=== Instruções do exercício ===
**1)** Cite literalmente a parte do texto sobre o Estado brasileiro e a Santa Sé que começa em "A Constituição da República Federativa do Brasil menciona" e segue até "de eventuais controvérsias.".
**2)** Por favor, dê continuidade ao texto sobre o Estado brasileiro e a Santa Sé a partir do ponto em que ele termina.

=== Trecho apresentado ===
=-=-=-=-=

À guisa de preâmbulo serão apresentadas algumas características próprias ao Estado brasileiro e à Santa Sé.
Posteriormente serão elencados alguns traços acerca da relação Igreja/Estado no Brasil, de acordo com as indicações legais.
Em continuidade, visando um embasamento filosófico-legal, será analisada a questão da liberdade religiosa e dos direitos humanos.
Por fim, dadas às abordagens anteriores, será analisado de per si o texto do Acordo em questão, apresentando os argumentos que denotam sua validade.


Metodologia.
O texto em questão foi desenvolvido a partir da leitura e análise criteriosa das contribuições de autores renomados, bem como da coleta dos dados objetivos relevantes à temática, proporcionando-lhe, pois, o necessário suporte às asserções ora manifestas.
Anteriormente à análise dos textos de comentadores, integrantes da revisão bibliográfica, a pesquisa dirigiu-se às leis maiores de cada um dos Estados envolvidos na presente abordagem, isto é, a Constituição da República Federativa do Brasil e a Lei Fundamental da Cidade do Vaticano.
Também concorreu para o resultado da pesquisa ora exposto o Código de Direito Canônico (Ocidental) da Igreja Católica Apostólica Romana - que rege as expressões da Santa Sé junto aos Estados nos quais a mesma mantém representatividade diplomática e manifestação religiosa. Mencionam-se ainda as relevantes contribuições provenientes da Declaração Universal dos Direitos Humanos e do texto oficial do Acordo ora avaliado.
Concomitantemente, desenvolveu-se uma abordagem crítica ante os documentos, artigos e ensaios constantes nas referências bibliográficas.


A República Federativa do Brasil.
A Constituição da República Federativa do Brasil menciona em seu Preâmbulo a instituição de um Estado Democrático, cuja missão é promover e assegurar o livre exercício dos direitos sociais e individuais como a liberdade, a segurança, o bem-estar, o desenvolvimento, a igualdade e a justiça.
Estes são os supremos valores assegurados por nossa Carta Magna, princípios que visam contemplar a uma sociedade fraterna, pluralista e sem preconceitos.
O fundamento de tais valores, segundo nossa Lei Maior, são a harmonia social e o compromisso, resguardadas a ordem interna e internacional, com a solução pacífica de eventuais controvérsias.
O conteúdo do texto de abertura da Constituição Federal é a mais eloquente exposição daquilo que retrata a vocação da nação brasileira. Trata-se do “norte da bússola”, o ponto de partida para a gradual resposta à vocação de um povo, cuja cultura é sempre direcionada para a paz e a concórdia.

=-=-=-=-=

=== Informações exibidas ===
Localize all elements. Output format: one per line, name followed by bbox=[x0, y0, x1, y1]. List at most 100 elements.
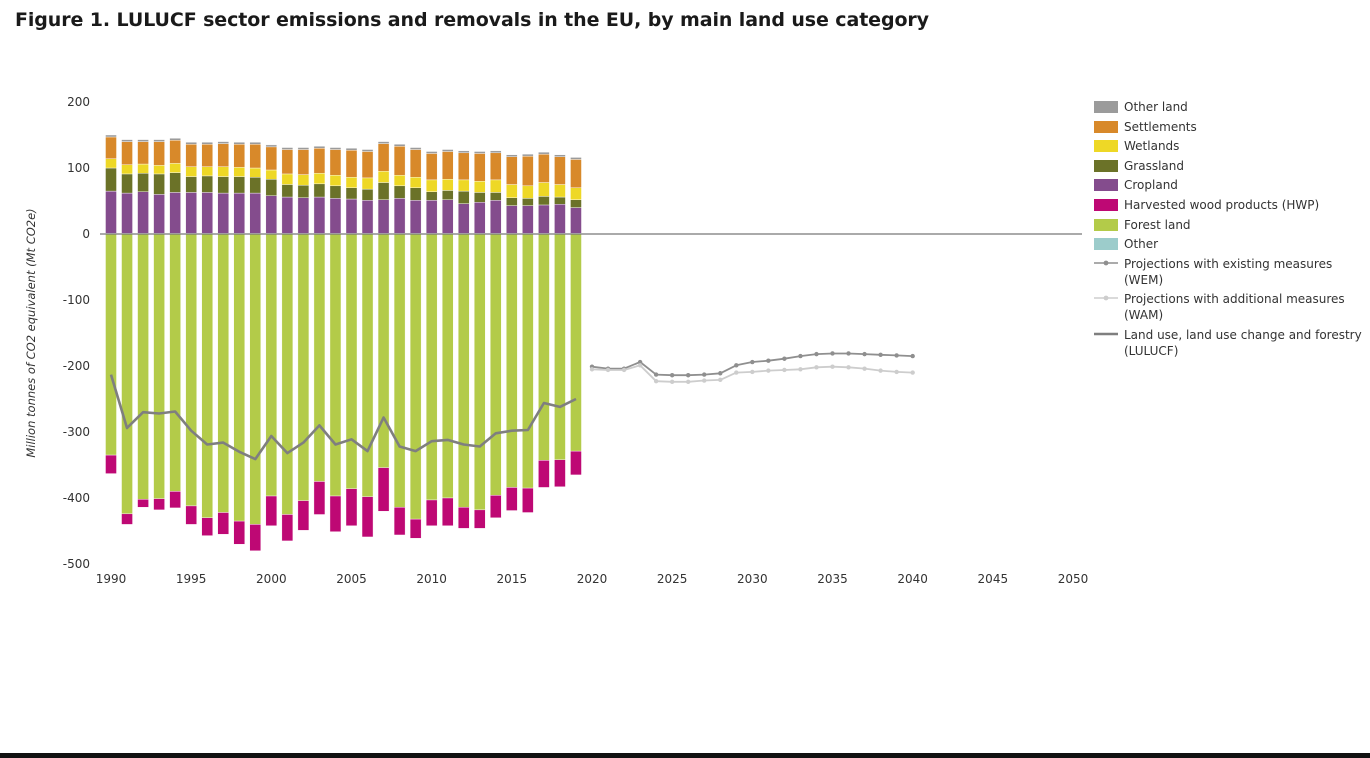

=-=-=-=-=

=== Conjunto de respostas ===
**1)**
A Constituição da República Federativa do Brasil menciona em seu Preâmbulo a instituição de um Estado Democrático, cuja missão é promover e assegurar o livre exercício dos direitos sociais e individuais como a liberdade, a segurança, o bem-estar, o desenvolvimento, a igualdade e a justiça.
Estes são os supremos valores assegurados por nossa Carta Magna, princípios que visam contemplar a uma sociedade fraterna, pluralista e sem preconceitos.
O fundamento de tais valores, segundo nossa Lei Maior, são a harmonia social e o compromisso, resguardadas a ordem interna e internacional, com a solução pacífica de eventuais controvérsias.

**2)**
Ao se estabelecer um paralelo da realidade que se nos apresenta com o texto constitucional, de pronto, há que se concluir por uma gama de disparidades e evidentes contradições.
A sociedade brasileira padece de uma série de mazelas às quais o devido cumprimento da Constituição sanaria de modo substancial.
Todavia, a Lei Fundamental do Brasil resguarda os valores próprios de um Estado marcado pela pacífica equidade dos direitos e deveres dos Poderes constituídos, bem como de cada cidadão em particular.
O Brasil é traduzido na Constituição, por meio de sua disposição natural e de seu potencial promissor, com um país que se encontra em estado de caminho, de construção.
Sem a recusa em admitir a grande dimensão das questões sociais e obstáculos a serem transpostos pela nação brasileira, há que se reconhecer, contanto, que o Brasil é um país de idade pueril - se comparado às nações europeias, por exemplo.
Deste modo, a paciência histórica e o cuidado para com o cumprimento da missão que lhe cabe, transformarão o Brasil em um país que passará, recorrendo a um postulado aristotélico, da potência ao ato.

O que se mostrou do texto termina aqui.